**DATA SHOWN**
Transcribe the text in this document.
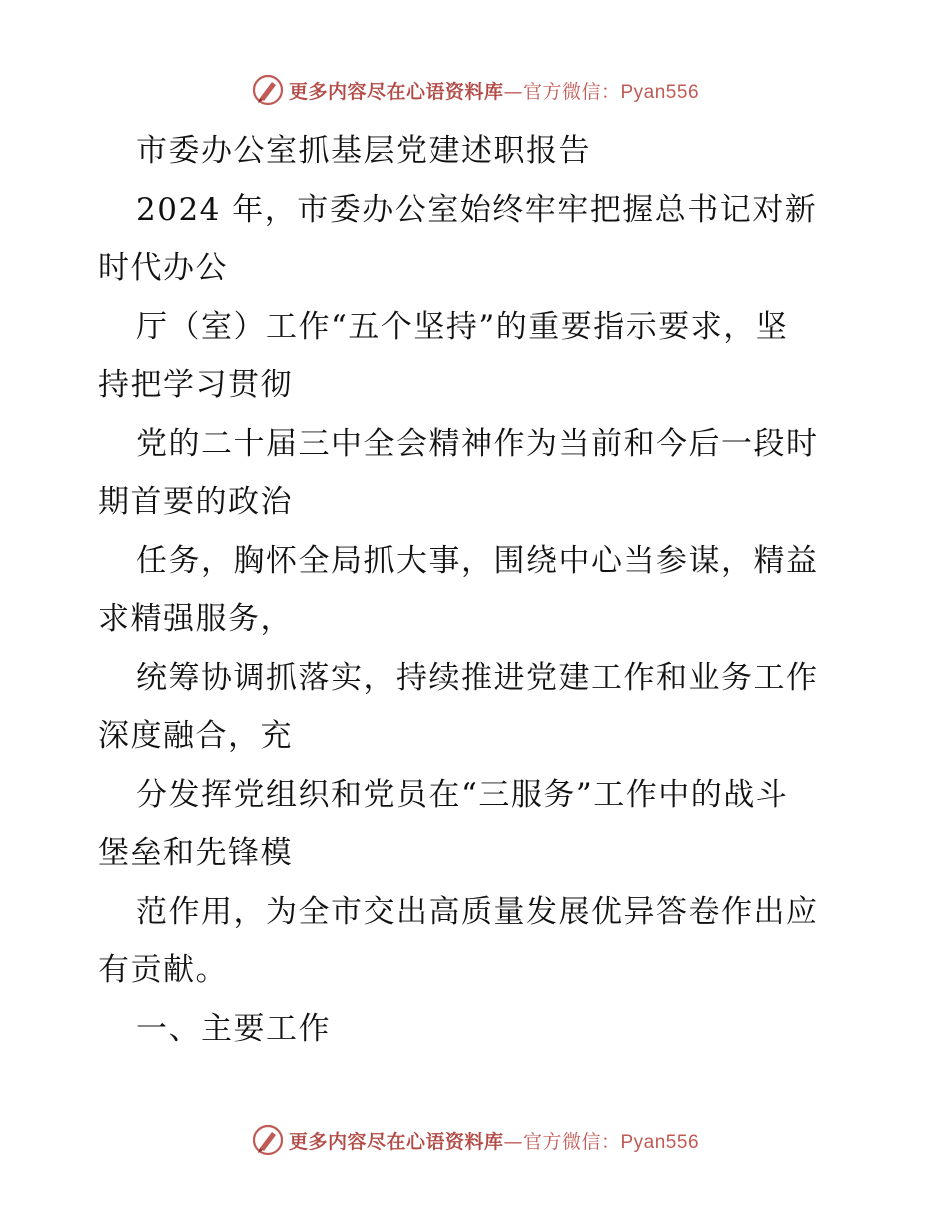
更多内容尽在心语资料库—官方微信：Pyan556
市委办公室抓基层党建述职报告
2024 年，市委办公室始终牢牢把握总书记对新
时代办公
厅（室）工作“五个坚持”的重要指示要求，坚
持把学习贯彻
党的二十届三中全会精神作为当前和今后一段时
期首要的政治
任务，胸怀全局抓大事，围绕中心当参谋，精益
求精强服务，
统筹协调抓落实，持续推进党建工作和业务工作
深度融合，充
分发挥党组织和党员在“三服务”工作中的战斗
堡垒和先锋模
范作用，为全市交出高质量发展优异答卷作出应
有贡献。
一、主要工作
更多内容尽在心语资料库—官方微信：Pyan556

--

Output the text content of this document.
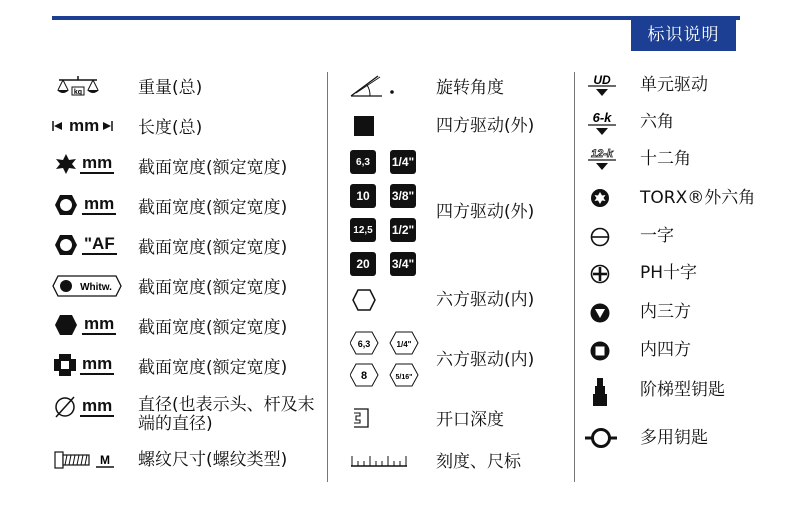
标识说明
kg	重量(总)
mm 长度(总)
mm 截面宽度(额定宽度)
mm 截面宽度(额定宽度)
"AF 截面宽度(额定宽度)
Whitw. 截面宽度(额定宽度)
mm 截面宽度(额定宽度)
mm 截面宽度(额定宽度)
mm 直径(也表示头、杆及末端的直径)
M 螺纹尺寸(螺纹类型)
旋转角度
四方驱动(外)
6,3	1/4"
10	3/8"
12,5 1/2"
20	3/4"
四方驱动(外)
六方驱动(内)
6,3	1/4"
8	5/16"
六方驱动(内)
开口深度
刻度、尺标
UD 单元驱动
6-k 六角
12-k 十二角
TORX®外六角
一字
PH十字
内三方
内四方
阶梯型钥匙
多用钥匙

...

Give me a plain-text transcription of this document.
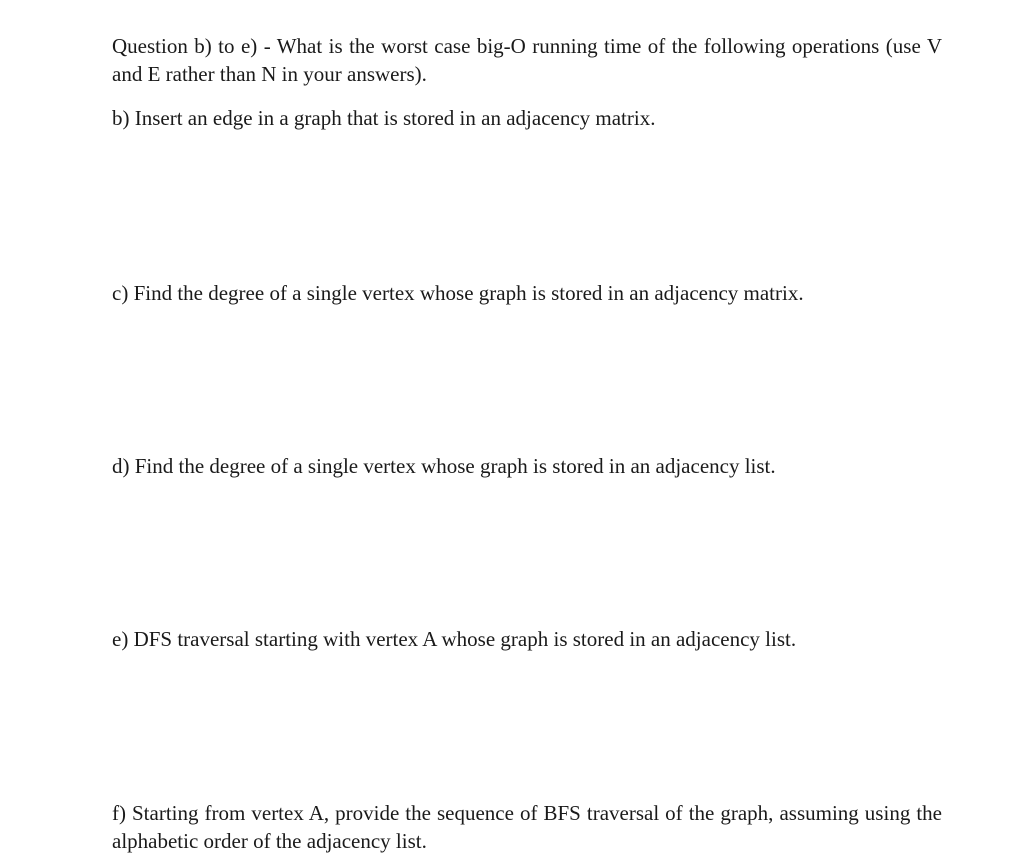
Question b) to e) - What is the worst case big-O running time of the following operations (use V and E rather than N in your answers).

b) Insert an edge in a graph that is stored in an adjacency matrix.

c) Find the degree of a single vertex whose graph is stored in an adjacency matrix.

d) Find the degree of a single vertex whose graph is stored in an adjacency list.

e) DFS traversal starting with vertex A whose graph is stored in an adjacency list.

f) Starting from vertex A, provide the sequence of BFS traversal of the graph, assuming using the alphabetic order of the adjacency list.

**PROBLEM DESCRIPTION**
Look above for lines with the word "degree" and copy them all.

**WORKED ANSWER**
c) Find the degree of a single vertex whose graph is stored in an adjacency matrix.
d) Find the degree of a single vertex whose graph is stored in an adjacency list.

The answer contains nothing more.